[Start of Material supplied]

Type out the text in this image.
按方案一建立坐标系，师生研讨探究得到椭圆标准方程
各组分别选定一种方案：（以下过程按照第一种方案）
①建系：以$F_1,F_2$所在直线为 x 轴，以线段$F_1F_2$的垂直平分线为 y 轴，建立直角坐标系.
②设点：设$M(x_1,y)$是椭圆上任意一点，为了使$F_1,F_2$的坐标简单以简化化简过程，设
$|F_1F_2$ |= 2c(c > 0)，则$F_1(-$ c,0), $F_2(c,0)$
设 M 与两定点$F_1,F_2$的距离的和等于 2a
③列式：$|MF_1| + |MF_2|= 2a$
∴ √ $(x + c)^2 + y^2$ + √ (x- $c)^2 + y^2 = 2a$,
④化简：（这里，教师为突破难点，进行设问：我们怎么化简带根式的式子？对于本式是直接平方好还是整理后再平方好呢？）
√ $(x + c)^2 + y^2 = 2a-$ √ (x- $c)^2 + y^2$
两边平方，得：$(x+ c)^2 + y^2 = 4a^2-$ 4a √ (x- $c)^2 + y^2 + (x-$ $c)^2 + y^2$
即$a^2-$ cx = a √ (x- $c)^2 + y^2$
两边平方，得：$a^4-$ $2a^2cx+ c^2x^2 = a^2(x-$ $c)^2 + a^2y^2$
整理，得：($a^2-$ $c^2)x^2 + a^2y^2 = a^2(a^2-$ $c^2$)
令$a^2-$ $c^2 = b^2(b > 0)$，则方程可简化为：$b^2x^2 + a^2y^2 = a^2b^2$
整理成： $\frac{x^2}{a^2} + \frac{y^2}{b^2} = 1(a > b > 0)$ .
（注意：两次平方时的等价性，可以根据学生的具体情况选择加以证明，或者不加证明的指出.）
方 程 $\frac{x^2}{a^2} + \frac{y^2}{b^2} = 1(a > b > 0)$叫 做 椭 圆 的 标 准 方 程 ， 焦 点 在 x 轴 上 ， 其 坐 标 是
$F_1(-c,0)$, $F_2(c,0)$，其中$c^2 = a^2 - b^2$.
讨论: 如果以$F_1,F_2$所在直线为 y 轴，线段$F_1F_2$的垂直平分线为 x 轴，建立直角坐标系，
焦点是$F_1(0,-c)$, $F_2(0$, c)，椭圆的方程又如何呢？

[End of Material supplied]

[Aim of the exercise] Please set down each line of the records exactly as given.

[Response to the task]
Type out the text in this image.
按方案一建立坐标系，师生研讨探究得到椭圆标准方程
各组分别选定一种方案：（以下过程按照第一种方案）
①建系：以$F_1,F_2$所在直线为 x 轴，以线段$F_1F_2$的垂直平分线为 y 轴，建立直角坐标系.
②设点：设$M(x_1,y)$是椭圆上任意一点，为了使$F_1,F_2$的坐标简单以简化化简过程，设
$|F_1F_2$ |= 2c(c > 0)，则$F_1(-$ c,0), $F_2(c,0)$
设 M 与两定点$F_1,F_2$的距离的和等于 2a
③列式：$|MF_1| + |MF_2|= 2a$
∴ √ $(x + c)^2 + y^2$ + √ (x- $c)^2 + y^2 = 2a$,
④化简：（这里，教师为突破难点，进行设问：我们怎么化简带根式的式子？对于本式是直接平方好还是整理后再平方好呢？）
√ $(x + c)^2 + y^2 = 2a-$ √ (x- $c)^2 + y^2$
两边平方，得：$(x+ c)^2 + y^2 = 4a^2-$ 4a √ (x- $c)^2 + y^2 + (x-$ $c)^2 + y^2$
即$a^2-$ cx = a √ (x- $c)^2 + y^2$
两边平方，得：$a^4-$ $2a^2cx+ c^2x^2 = a^2(x-$ $c)^2 + a^2y^2$
整理，得：($a^2-$ $c^2)x^2 + a^2y^2 = a^2(a^2-$ $c^2$)
令$a^2-$ $c^2 = b^2(b > 0)$，则方程可简化为：$b^2x^2 + a^2y^2 = a^2b^2$
整理成： $\frac{x^2}{a^2} + \frac{y^2}{b^2} = 1(a > b > 0)$ .
（注意：两次平方时的等价性，可以根据学生的具体情况选择加以证明，或者不加证明的指出.）
方 程 $\frac{x^2}{a^2} + \frac{y^2}{b^2} = 1(a > b > 0)$叫 做 椭 圆 的 标 准 方 程 ， 焦 点 在 x 轴 上 ， 其 坐 标 是
$F_1(-c,0)$, $F_2(c,0)$，其中$c^2 = a^2 - b^2$.
讨论: 如果以$F_1,F_2$所在直线为 y 轴，线段$F_1F_2$的垂直平分线为 x 轴，建立直角坐标系，
焦点是$F_1(0,-c)$, $F_2(0$, c)，椭圆的方程又如何呢？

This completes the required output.